> _WRITTEN INSTRUCTION_
Word for word, retype every entry in the listing.

> _EXTRACTED RECORDS_
/---

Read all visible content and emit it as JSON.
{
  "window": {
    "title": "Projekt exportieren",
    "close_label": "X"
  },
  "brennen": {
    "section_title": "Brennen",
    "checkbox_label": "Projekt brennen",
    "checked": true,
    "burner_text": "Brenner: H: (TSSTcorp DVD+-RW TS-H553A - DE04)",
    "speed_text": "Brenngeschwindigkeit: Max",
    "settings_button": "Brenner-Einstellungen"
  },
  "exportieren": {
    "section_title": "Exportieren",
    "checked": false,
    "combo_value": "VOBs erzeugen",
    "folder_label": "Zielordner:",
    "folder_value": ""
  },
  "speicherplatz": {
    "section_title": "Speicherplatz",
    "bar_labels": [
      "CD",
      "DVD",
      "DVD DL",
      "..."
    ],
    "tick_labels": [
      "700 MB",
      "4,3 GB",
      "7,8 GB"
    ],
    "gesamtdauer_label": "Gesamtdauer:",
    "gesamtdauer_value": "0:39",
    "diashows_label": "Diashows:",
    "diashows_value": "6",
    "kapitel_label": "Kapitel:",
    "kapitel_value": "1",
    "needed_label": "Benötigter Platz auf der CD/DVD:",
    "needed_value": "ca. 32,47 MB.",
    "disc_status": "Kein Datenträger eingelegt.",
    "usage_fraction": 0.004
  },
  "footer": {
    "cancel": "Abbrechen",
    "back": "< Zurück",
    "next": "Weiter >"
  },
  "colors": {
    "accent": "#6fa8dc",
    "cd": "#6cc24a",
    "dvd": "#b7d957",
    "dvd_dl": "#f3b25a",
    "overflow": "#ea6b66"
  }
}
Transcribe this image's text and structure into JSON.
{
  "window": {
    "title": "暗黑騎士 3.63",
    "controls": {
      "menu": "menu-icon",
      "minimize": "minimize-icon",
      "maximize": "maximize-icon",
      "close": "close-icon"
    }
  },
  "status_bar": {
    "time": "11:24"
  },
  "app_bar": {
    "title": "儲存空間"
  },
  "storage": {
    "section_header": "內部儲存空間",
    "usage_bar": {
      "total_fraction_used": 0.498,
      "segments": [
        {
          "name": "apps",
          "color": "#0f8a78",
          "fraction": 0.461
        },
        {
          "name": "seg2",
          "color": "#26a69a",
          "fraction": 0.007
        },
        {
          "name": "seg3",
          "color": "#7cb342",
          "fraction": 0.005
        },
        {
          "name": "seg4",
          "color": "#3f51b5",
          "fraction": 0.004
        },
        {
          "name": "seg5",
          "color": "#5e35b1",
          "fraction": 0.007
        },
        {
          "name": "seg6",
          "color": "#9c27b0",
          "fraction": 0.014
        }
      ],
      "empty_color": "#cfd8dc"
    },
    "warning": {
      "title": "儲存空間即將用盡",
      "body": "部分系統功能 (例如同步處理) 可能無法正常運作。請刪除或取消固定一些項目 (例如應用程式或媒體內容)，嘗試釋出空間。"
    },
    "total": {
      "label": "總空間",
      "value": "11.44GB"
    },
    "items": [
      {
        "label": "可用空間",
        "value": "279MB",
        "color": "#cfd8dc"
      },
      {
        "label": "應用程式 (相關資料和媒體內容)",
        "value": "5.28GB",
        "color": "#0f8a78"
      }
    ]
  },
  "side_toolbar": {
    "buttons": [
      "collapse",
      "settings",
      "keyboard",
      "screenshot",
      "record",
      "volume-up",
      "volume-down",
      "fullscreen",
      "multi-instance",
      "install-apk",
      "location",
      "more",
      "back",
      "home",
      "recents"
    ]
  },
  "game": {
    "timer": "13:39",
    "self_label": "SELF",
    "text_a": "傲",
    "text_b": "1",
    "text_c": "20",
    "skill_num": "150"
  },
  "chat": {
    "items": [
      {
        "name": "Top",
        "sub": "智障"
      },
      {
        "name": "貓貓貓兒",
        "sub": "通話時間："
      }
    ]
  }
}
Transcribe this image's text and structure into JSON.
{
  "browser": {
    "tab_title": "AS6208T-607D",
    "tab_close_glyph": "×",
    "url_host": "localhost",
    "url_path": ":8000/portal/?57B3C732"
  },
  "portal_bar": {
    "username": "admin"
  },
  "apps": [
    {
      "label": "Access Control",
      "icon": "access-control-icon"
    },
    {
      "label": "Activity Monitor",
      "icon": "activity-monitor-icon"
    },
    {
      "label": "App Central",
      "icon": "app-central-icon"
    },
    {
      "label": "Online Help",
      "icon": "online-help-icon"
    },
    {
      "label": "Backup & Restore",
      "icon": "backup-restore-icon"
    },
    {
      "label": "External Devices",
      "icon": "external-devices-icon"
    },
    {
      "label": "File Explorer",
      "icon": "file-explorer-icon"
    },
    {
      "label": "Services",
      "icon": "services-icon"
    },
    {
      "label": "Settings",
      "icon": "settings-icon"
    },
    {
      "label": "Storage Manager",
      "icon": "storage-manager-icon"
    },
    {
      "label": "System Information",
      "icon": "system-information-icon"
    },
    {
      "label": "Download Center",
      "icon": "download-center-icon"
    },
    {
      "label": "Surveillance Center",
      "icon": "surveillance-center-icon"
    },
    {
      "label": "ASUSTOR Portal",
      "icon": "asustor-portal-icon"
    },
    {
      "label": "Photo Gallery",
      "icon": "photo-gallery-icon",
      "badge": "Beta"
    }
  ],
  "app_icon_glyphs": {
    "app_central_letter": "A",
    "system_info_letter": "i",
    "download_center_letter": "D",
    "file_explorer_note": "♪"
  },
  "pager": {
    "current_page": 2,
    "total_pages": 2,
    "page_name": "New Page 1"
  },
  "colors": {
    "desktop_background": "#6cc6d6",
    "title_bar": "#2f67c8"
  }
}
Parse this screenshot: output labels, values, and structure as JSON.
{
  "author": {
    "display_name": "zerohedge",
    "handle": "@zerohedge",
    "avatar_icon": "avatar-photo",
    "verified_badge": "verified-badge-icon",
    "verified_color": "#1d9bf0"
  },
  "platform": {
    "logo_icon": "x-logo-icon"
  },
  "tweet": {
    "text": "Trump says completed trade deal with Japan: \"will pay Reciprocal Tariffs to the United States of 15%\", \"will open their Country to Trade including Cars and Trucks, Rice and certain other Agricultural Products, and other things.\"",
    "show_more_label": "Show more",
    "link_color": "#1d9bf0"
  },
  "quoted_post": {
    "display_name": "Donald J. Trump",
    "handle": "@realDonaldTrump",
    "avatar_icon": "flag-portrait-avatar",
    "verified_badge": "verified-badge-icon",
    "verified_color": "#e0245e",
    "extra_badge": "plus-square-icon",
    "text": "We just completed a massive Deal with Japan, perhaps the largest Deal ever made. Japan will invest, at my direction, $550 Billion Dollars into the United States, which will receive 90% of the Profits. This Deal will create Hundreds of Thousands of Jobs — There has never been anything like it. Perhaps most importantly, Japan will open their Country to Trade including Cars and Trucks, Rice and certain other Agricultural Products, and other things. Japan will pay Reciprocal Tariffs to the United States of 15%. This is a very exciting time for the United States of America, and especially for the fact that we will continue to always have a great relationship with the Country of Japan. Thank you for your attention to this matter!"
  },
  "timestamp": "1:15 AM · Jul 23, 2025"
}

\---

> _RESPONSE TO THE TASK_
Read all visible content and emit it as JSON.
{
  "window": {
    "title": "Projekt exportieren",
    "close_label": "X"
  },
  "brennen": {
    "section_title": "Brennen",
    "checkbox_label": "Projekt brennen",
    "checked": true,
    "burner_text": "Brenner: H: (TSSTcorp DVD+-RW TS-H553A - DE04)",
    "speed_text": "Brenngeschwindigkeit: Max",
    "settings_button": "Brenner-Einstellungen"
  },
  "exportieren": {
    "section_title": "Exportieren",
    "checked": false,
    "combo_value": "VOBs erzeugen",
    "folder_label": "Zielordner:",
    "folder_value": ""
  },
  "speicherplatz": {
    "section_title": "Speicherplatz",
    "bar_labels": [
      "CD",
      "DVD",
      "DVD DL",
      "..."
    ],
    "tick_labels": [
      "700 MB",
      "4,3 GB",
      "7,8 GB"
    ],
    "gesamtdauer_label": "Gesamtdauer:",
    "gesamtdauer_value": "0:39",
    "diashows_label": "Diashows:",
    "diashows_value": "6",
    "kapitel_label": "Kapitel:",
    "kapitel_value": "1",
    "needed_label": "Benötigter Platz auf der CD/DVD:",
    "needed_value": "ca. 32,47 MB.",
    "disc_status": "Kein Datenträger eingelegt.",
    "usage_fraction": 0.004
  },
  "footer": {
    "cancel": "Abbrechen",
    "back": "< Zurück",
    "next": "Weiter >"
  },
  "colors": {
    "accent": "#6fa8dc",
    "cd": "#6cc24a",
    "dvd": "#b7d957",
    "dvd_dl": "#f3b25a",
    "overflow": "#ea6b66"
  }
}
Transcribe this image's text and structure into JSON.
{
  "window": {
    "title": "暗黑騎士 3.63",
    "controls": {
      "menu": "menu-icon",
      "minimize": "minimize-icon",
      "maximize": "maximize-icon",
      "close": "close-icon"
    }
  },
  "status_bar": {
    "time": "11:24"
  },
  "app_bar": {
    "title": "儲存空間"
  },
  "storage": {
    "section_header": "內部儲存空間",
    "usage_bar": {
      "total_fraction_used": 0.498,
      "segments": [
        {
          "name": "apps",
          "color": "#0f8a78",
          "fraction": 0.461
        },
        {
          "name": "seg2",
          "color": "#26a69a",
          "fraction": 0.007
        },
        {
          "name": "seg3",
          "color": "#7cb342",
          "fraction": 0.005
        },
        {
          "name": "seg4",
          "color": "#3f51b5",
          "fraction": 0.004
        },
        {
          "name": "seg5",
          "color": "#5e35b1",
          "fraction": 0.007
        },
        {
          "name": "seg6",
          "color": "#9c27b0",
          "fraction": 0.014
        }
      ],
      "empty_color": "#cfd8dc"
    },
    "warning": {
      "title": "儲存空間即將用盡",
      "body": "部分系統功能 (例如同步處理) 可能無法正常運作。請刪除或取消固定一些項目 (例如應用程式或媒體內容)，嘗試釋出空間。"
    },
    "total": {
      "label": "總空間",
      "value": "11.44GB"
    },
    "items": [
      {
        "label": "可用空間",
        "value": "279MB",
        "color": "#cfd8dc"
      },
      {
        "label": "應用程式 (相關資料和媒體內容)",
        "value": "5.28GB",
        "color": "#0f8a78"
      }
    ]
  },
  "side_toolbar": {
    "buttons": [
      "collapse",
      "settings",
      "keyboard",
      "screenshot",
      "record",
      "volume-up",
      "volume-down",
      "fullscreen",
      "multi-instance",
      "install-apk",
      "location",
      "more",
      "back",
      "home",
      "recents"
    ]
  },
  "game": {
    "timer": "13:39",
    "self_label": "SELF",
    "text_a": "傲",
    "text_b": "1",
    "text_c": "20",
    "skill_num": "150"
  },
  "chat": {
    "items": [
      {
        "name": "Top",
        "sub": "智障"
      },
      {
        "name": "貓貓貓兒",
        "sub": "通話時間："
      }
    ]
  }
}
Transcribe this image's text and structure into JSON.
{
  "browser": {
    "tab_title": "AS6208T-607D",
    "tab_close_glyph": "×",
    "url_host": "localhost",
    "url_path": ":8000/portal/?57B3C732"
  },
  "portal_bar": {
    "username": "admin"
  },
  "apps": [
    {
      "label": "Access Control",
      "icon": "access-control-icon"
    },
    {
      "label": "Activity Monitor",
      "icon": "activity-monitor-icon"
    },
    {
      "label": "App Central",
      "icon": "app-central-icon"
    },
    {
      "label": "Online Help",
      "icon": "online-help-icon"
    },
    {
      "label": "Backup & Restore",
      "icon": "backup-restore-icon"
    },
    {
      "label": "External Devices",
      "icon": "external-devices-icon"
    },
    {
      "label": "File Explorer",
      "icon": "file-explorer-icon"
    },
    {
      "label": "Services",
      "icon": "services-icon"
    },
    {
      "label": "Settings",
      "icon": "settings-icon"
    },
    {
      "label": "Storage Manager",
      "icon": "storage-manager-icon"
    },
    {
      "label": "System Information",
      "icon": "system-information-icon"
    },
    {
      "label": "Download Center",
      "icon": "download-center-icon"
    },
    {
      "label": "Surveillance Center",
      "icon": "surveillance-center-icon"
    },
    {
      "label": "ASUSTOR Portal",
      "icon": "asustor-portal-icon"
    },
    {
      "label": "Photo Gallery",
      "icon": "photo-gallery-icon",
      "badge": "Beta"
    }
  ],
  "app_icon_glyphs": {
    "app_central_letter": "A",
    "system_info_letter": "i",
    "download_center_letter": "D",
    "file_explorer_note": "♪"
  },
  "pager": {
    "current_page": 2,
    "total_pages": 2,
    "page_name": "New Page 1"
  },
  "colors": {
    "desktop_background": "#6cc6d6",
    "title_bar": "#2f67c8"
  }
}
Parse this screenshot: output labels, values, and structure as JSON.
{
  "author": {
    "display_name": "zerohedge",
    "handle": "@zerohedge",
    "avatar_icon": "avatar-photo",
    "verified_badge": "verified-badge-icon",
    "verified_color": "#1d9bf0"
  },
  "platform": {
    "logo_icon": "x-logo-icon"
  },
  "tweet": {
    "text": "Trump says completed trade deal with Japan: \"will pay Reciprocal Tariffs to the United States of 15%\", \"will open their Country to Trade including Cars and Trucks, Rice and certain other Agricultural Products, and other things.\"",
    "show_more_label": "Show more",
    "link_color": "#1d9bf0"
  },
  "quoted_post": {
    "display_name": "Donald J. Trump",
    "handle": "@realDonaldTrump",
    "avatar_icon": "flag-portrait-avatar",
    "verified_badge": "verified-badge-icon",
    "verified_color": "#e0245e",
    "extra_badge": "plus-square-icon",
    "text": "We just completed a massive Deal with Japan, perhaps the largest Deal ever made. Japan will invest, at my direction, $550 Billion Dollars into the United States, which will receive 90% of the Profits. This Deal will create Hundreds of Thousands of Jobs — There has never been anything like it. Perhaps most importantly, Japan will open their Country to Trade including Cars and Trucks, Rice and certain other Agricultural Products, and other things. Japan will pay Reciprocal Tariffs to the United States of 15%. This is a very exciting time for the United States of America, and especially for the fact that we will continue to always have a great relationship with the Country of Japan. Thank you for your attention to this matter!"
  },
  "timestamp": "1:15 AM · Jul 23, 2025"
}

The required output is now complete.